◆ **Dataset records**
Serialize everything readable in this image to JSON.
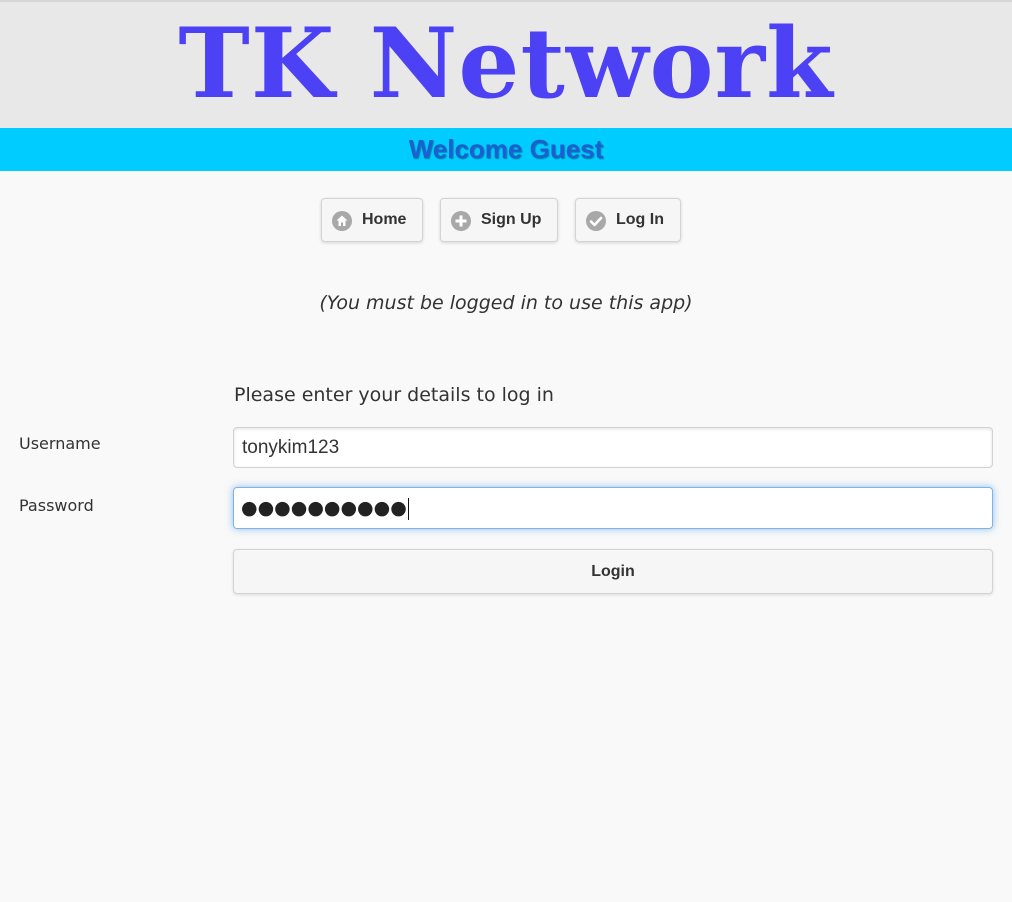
{
  "header": {
    "site_title": "TK Network",
    "welcome_text": "Welcome Guest"
  },
  "nav": {
    "buttons": [
      {
        "label": "Home",
        "icon": "home-icon"
      },
      {
        "label": "Sign Up",
        "icon": "plus-icon"
      },
      {
        "label": "Log In",
        "icon": "check-icon"
      }
    ]
  },
  "main": {
    "notice": "(You must be logged in to use this app)",
    "form": {
      "heading": "Please enter your details to log in",
      "username_label": "Username",
      "username_value": "tonykim123",
      "password_label": "Password",
      "password_masked": "●●●●●●●●●●",
      "submit_label": "Login"
    }
  },
  "colors": {
    "title": "#4d41f5",
    "welcome_bar": "#00ccff",
    "welcome_text": "#1b5fd0",
    "header_bg": "#e8e8e8",
    "page_bg": "#f9f9f9",
    "icon_gray": "#a8a8a8",
    "focus_glow": "#388ce6"
  }
}
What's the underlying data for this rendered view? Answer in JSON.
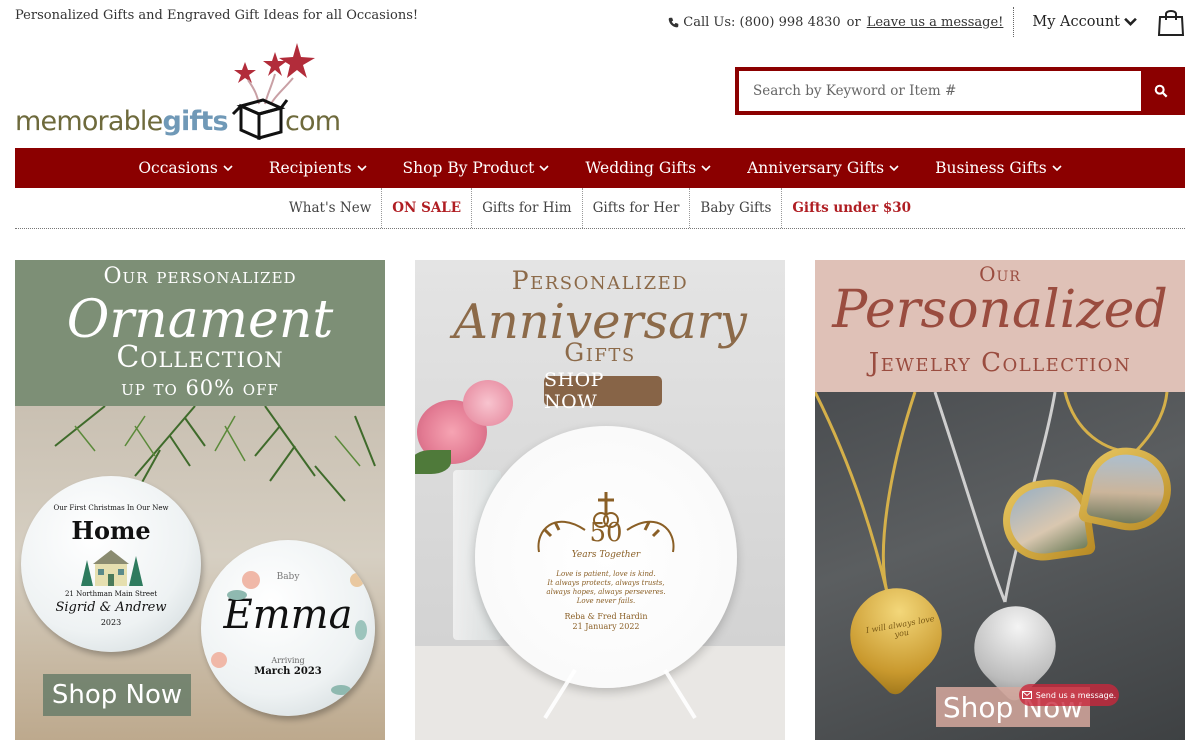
{
  "header": {
    "tagline": "Personalized Gifts and Engraved Gift Ideas for all Occasions!",
    "call_label": "Call Us: (800) 998 4830",
    "or": "or",
    "leave_message": "Leave us a message!",
    "account_label": "My Account"
  },
  "logo": {
    "part1": "memorable",
    "part2": "gifts",
    "part3": "com"
  },
  "search": {
    "placeholder": "Search by Keyword or Item #"
  },
  "main_nav": [
    {
      "label": "Occasions"
    },
    {
      "label": "Recipients"
    },
    {
      "label": "Shop By Product"
    },
    {
      "label": "Wedding Gifts"
    },
    {
      "label": "Anniversary Gifts"
    },
    {
      "label": "Business Gifts"
    }
  ],
  "sub_nav": [
    {
      "label": "What's New"
    },
    {
      "label": "ON SALE"
    },
    {
      "label": "Gifts for Him"
    },
    {
      "label": "Gifts for Her"
    },
    {
      "label": "Baby Gifts"
    },
    {
      "label": "Gifts under $30"
    }
  ],
  "banners": {
    "ornament": {
      "line1": "Our personalized",
      "line2": "Ornament",
      "line3": "Collection",
      "line4": "up to 60% off",
      "orn1_top": "Our First Christmas In Our New",
      "orn1_main": "Home",
      "orn1_addr": "21 Northman Main Street",
      "orn1_names": "Sigrid & Andrew",
      "orn1_year": "2023",
      "orn2_small": "Baby",
      "orn2_name": "Emma",
      "orn2_arr": "Arriving",
      "orn2_date": "March 2023",
      "cta": "Shop Now"
    },
    "anniversary": {
      "line1": "Personalized",
      "line2": "Anniversary",
      "line3": "Gifts",
      "cta": "SHOP NOW",
      "plate_num": "50",
      "plate_sub": "Years Together",
      "plate_verse": "Love is patient, love is kind.",
      "plate_verse2": "It always protects, always trusts,",
      "plate_verse3": "always hopes, always perseveres.",
      "plate_verse4": "Love never fails.",
      "plate_names": "Reba & Fred Hardin",
      "plate_date": "21 January 2022"
    },
    "jewelry": {
      "line1": "Our",
      "line2": "Personalized",
      "line3": "Jewelry Collection",
      "engrave": "I will always love you",
      "cta": "Shop Now",
      "send_message": "Send us a message."
    }
  },
  "colors": {
    "brand_red": "#8b0000",
    "sale_red": "#b01e23",
    "logo_olive": "#6e6a3c",
    "logo_blue": "#7099b7"
  },
  "icons": [
    "phone-icon",
    "chevron-down-icon",
    "shopping-bag-icon",
    "search-icon",
    "star-icon",
    "gift-box-icon"
  ]
}
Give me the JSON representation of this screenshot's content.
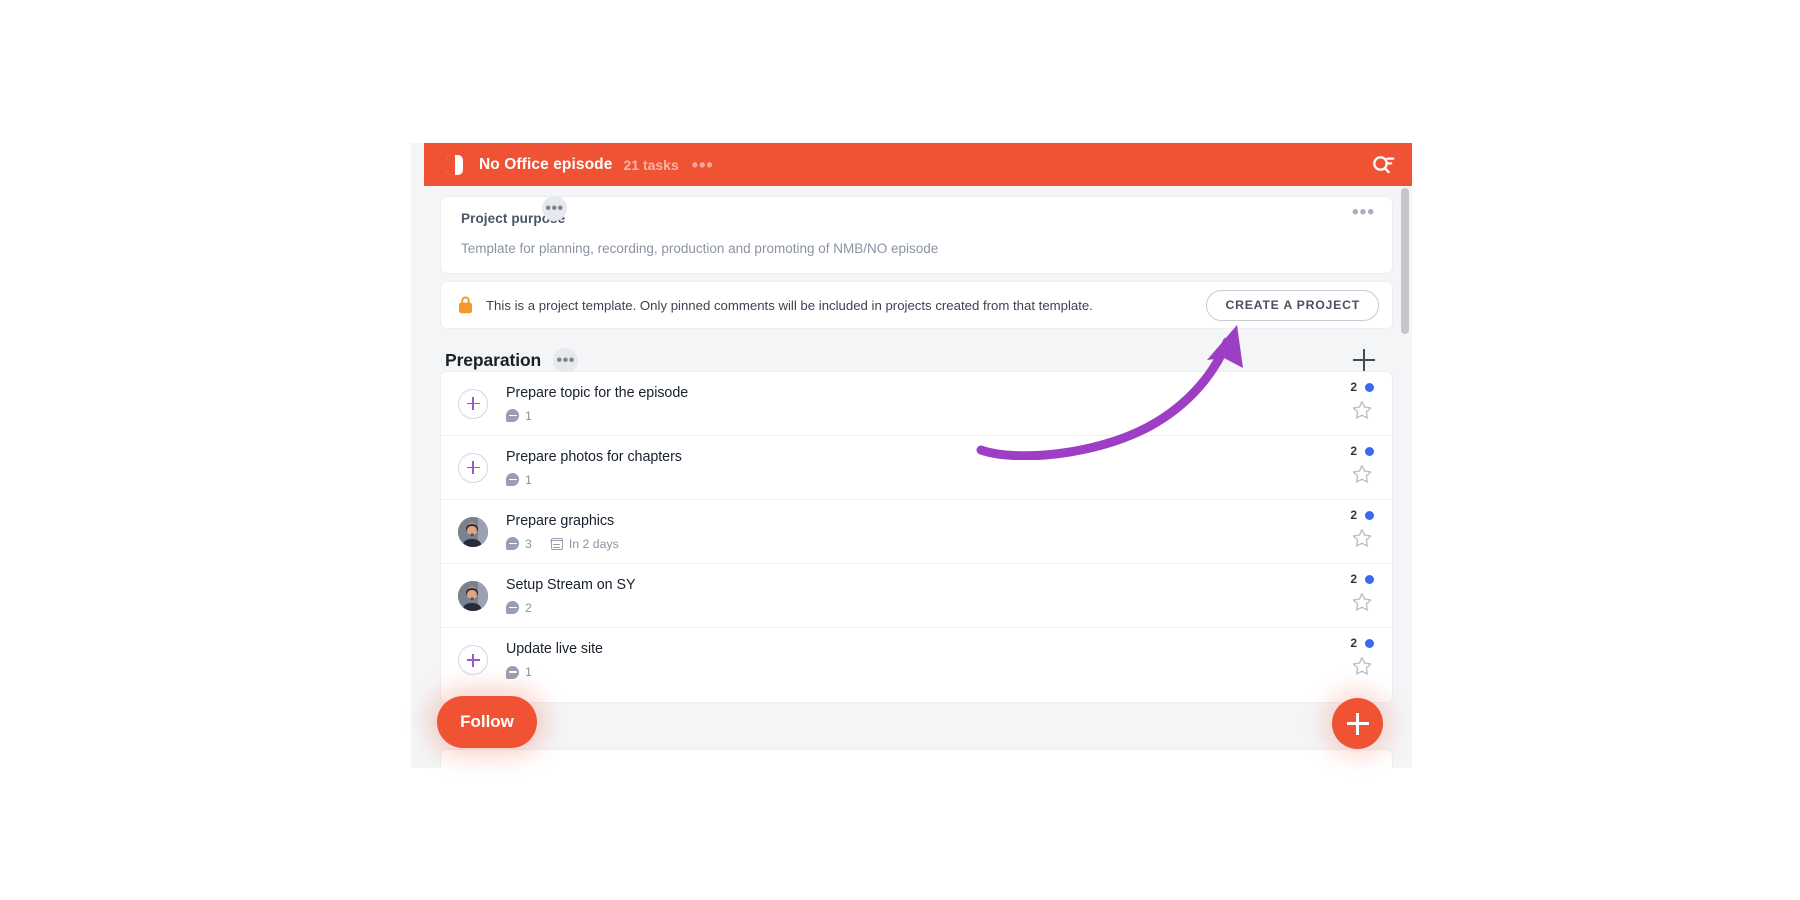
{
  "header": {
    "logo_icon": "half-circle-logo-icon",
    "title": "No Office episode",
    "task_count": "21 tasks",
    "menu_label": "•••",
    "search_icon": "search-filter-icon"
  },
  "purpose": {
    "title": "Project purpose",
    "description": "Template for planning, recording, production and promoting of NMB/NO episode",
    "menu_label": "•••"
  },
  "banner": {
    "icon": "lock-icon",
    "text": "This is a project template. Only pinned comments will be included in projects created from that template.",
    "button_label": "CREATE A PROJECT"
  },
  "section": {
    "title": "Preparation",
    "menu_label": "•••",
    "add_icon": "plus-icon"
  },
  "bottom_section": {
    "menu_label": "•••"
  },
  "tasks": [
    {
      "title": "Prepare topic for the episode",
      "avatar": "add-assignee-placeholder",
      "comments": "1",
      "due": null,
      "badge_count": "2",
      "badge_dot": true,
      "star_icon": "star-outline-icon"
    },
    {
      "title": "Prepare photos for chapters",
      "avatar": "add-assignee-placeholder",
      "comments": "1",
      "due": null,
      "badge_count": "2",
      "badge_dot": true,
      "star_icon": "star-outline-icon"
    },
    {
      "title": "Prepare graphics",
      "avatar": "user-photo",
      "comments": "3",
      "due": "In 2 days",
      "badge_count": "2",
      "badge_dot": true,
      "star_icon": "star-outline-icon"
    },
    {
      "title": "Setup Stream on SY",
      "avatar": "user-photo",
      "comments": "2",
      "due": null,
      "badge_count": "2",
      "badge_dot": true,
      "star_icon": "star-outline-icon"
    },
    {
      "title": "Update live site",
      "avatar": "add-assignee-placeholder",
      "comments": "1",
      "due": null,
      "badge_count": "2",
      "badge_dot": true,
      "star_icon": "star-outline-icon"
    }
  ],
  "follow": {
    "label": "Follow"
  },
  "fab": {
    "icon": "plus-icon"
  },
  "annotation": {
    "shape": "curved-arrow",
    "color": "#9c3fc4"
  },
  "colors": {
    "brand_orange": "#ef5334",
    "badge_blue": "#3b68f0",
    "accent_purple": "#9b59d0",
    "annotation_purple": "#9c3fc4",
    "lock_orange": "#f0992c"
  }
}
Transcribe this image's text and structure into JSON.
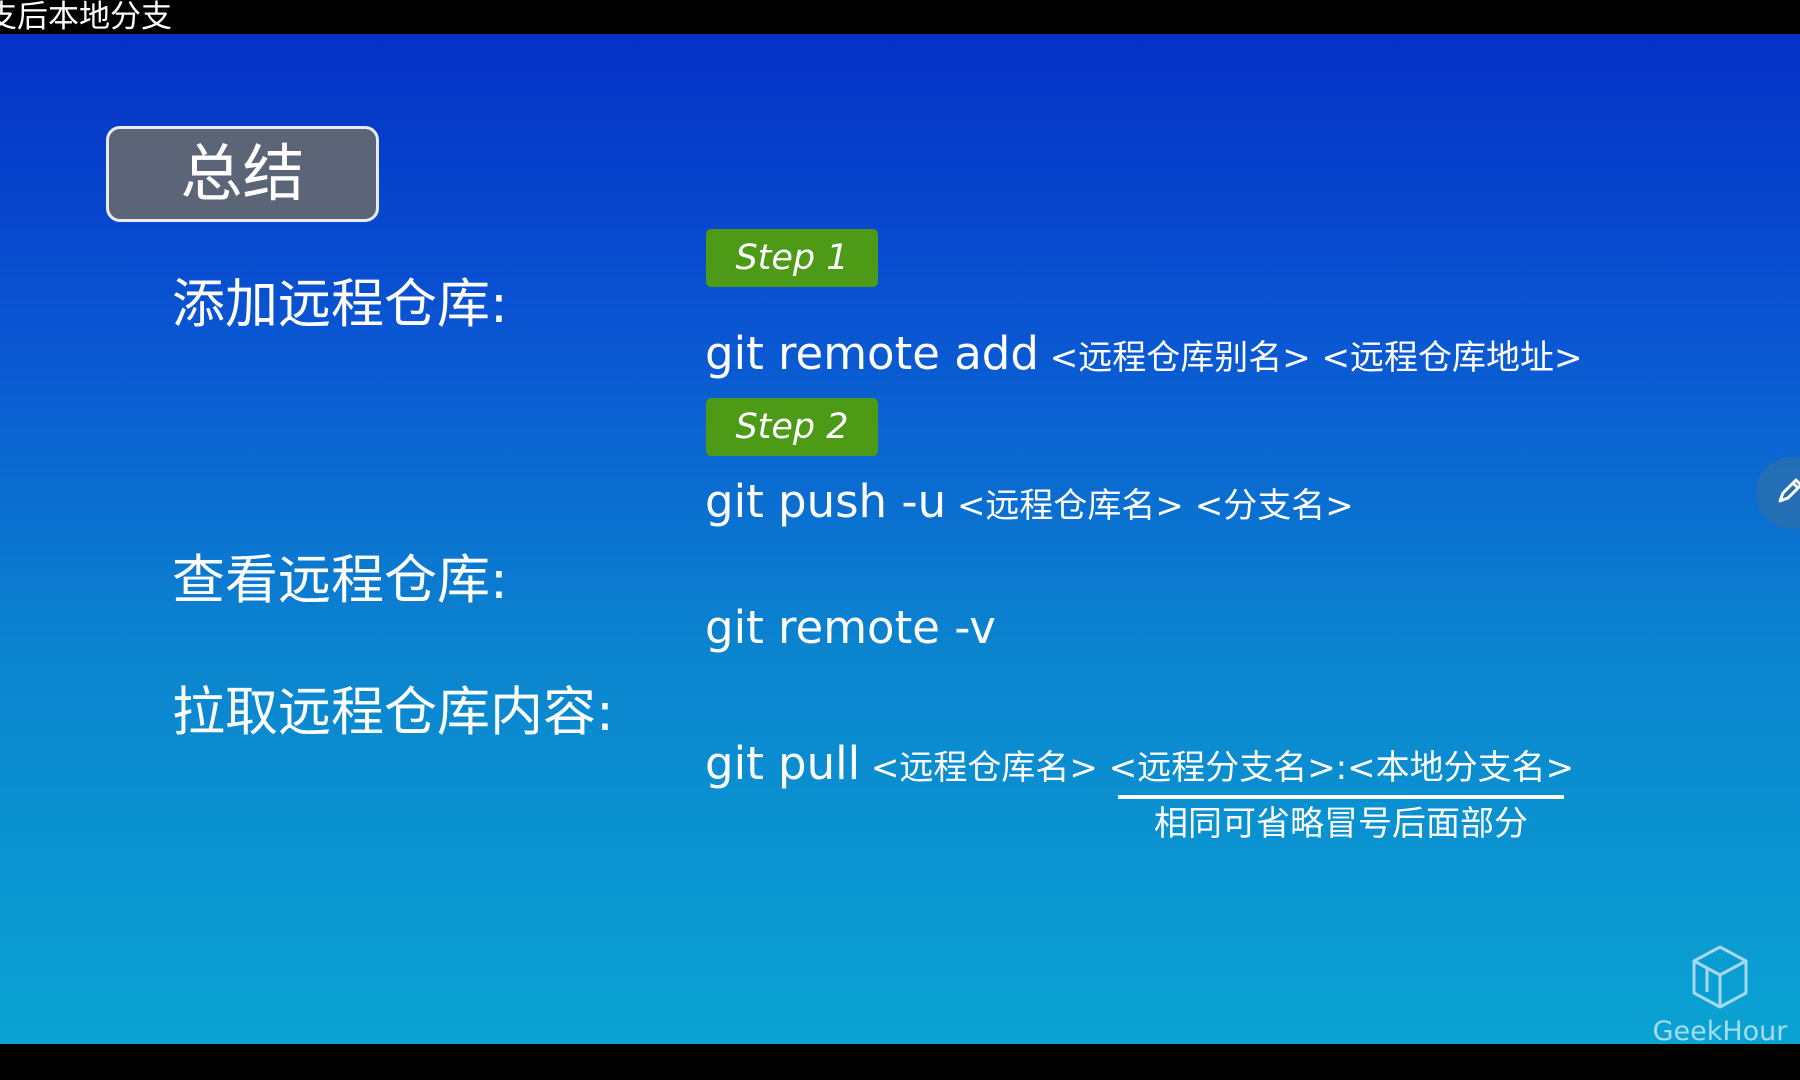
{
  "video": {
    "title": "支后本地分支"
  },
  "slide": {
    "summary_title": "总结",
    "rows": [
      {
        "label": "添加远程仓库:",
        "steps": [
          {
            "badge": "Step 1",
            "command": "git remote add",
            "args": " <远程仓库别名> <远程仓库地址>"
          },
          {
            "badge": "Step 2",
            "command": "git push -u",
            "args": " <远程仓库名> <分支名>"
          }
        ]
      },
      {
        "label": "查看远程仓库:",
        "command": "git remote -v"
      },
      {
        "label": "拉取远程仓库内容:",
        "command": "git pull",
        "args": " <远程仓库名> <远程分支名>:<本地分支名>",
        "note": "相同可省略冒号后面部分"
      }
    ]
  },
  "watermark": {
    "text": "GeekHour",
    "icon": "cube-logo-icon"
  },
  "tools": {
    "pen_icon": "pen-icon"
  },
  "colors": {
    "slide_top": "#0431c6",
    "slide_bottom": "#0aa3d2",
    "summary_box": "#5b6577",
    "step_badge": "#4c9a16",
    "text": "#ffffff"
  }
}
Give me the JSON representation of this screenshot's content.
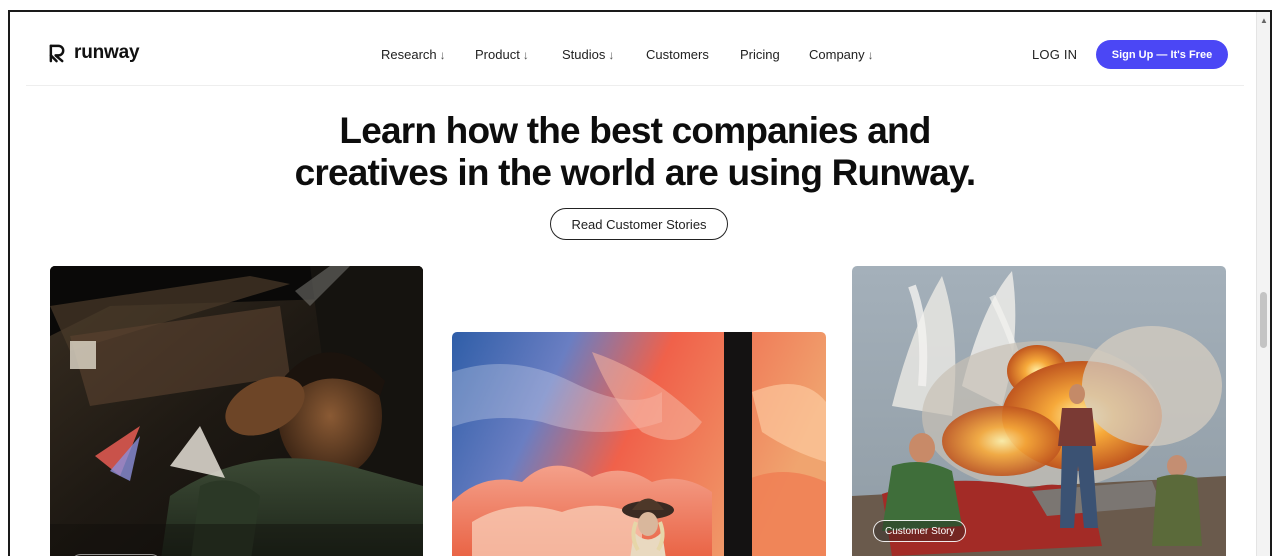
{
  "brand": {
    "name": "runway",
    "logo_icon": "runway-logo-icon",
    "color_primary": "#4b47f5"
  },
  "nav": {
    "items": [
      {
        "label": "Research",
        "arrow": "↓"
      },
      {
        "label": "Product",
        "arrow": "↓"
      },
      {
        "label": "Studios",
        "arrow": "↓"
      },
      {
        "label": "Customers",
        "arrow": ""
      },
      {
        "label": "Pricing",
        "arrow": ""
      },
      {
        "label": "Company",
        "arrow": "↓"
      }
    ],
    "login_label": "LOG IN",
    "signup_label": "Sign Up — It's Free"
  },
  "hero": {
    "title_line1": "Learn how the best companies and",
    "title_line2": "creatives in the world are using Runway.",
    "cta_label": "Read Customer Stories"
  },
  "cards": [
    {
      "image": "man-in-car-at-night-photo",
      "badge": ""
    },
    {
      "image": "woman-in-cowboy-hat-against-colorful-sky-photo",
      "badge": ""
    },
    {
      "image": "men-posing-in-front-of-explosion-photo",
      "badge": "Customer Story"
    }
  ]
}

◆ **What to do**
Tally the lines of the preceding listing in which the word "remote" appears; state nothing but the total.

◆ **Correct output**
2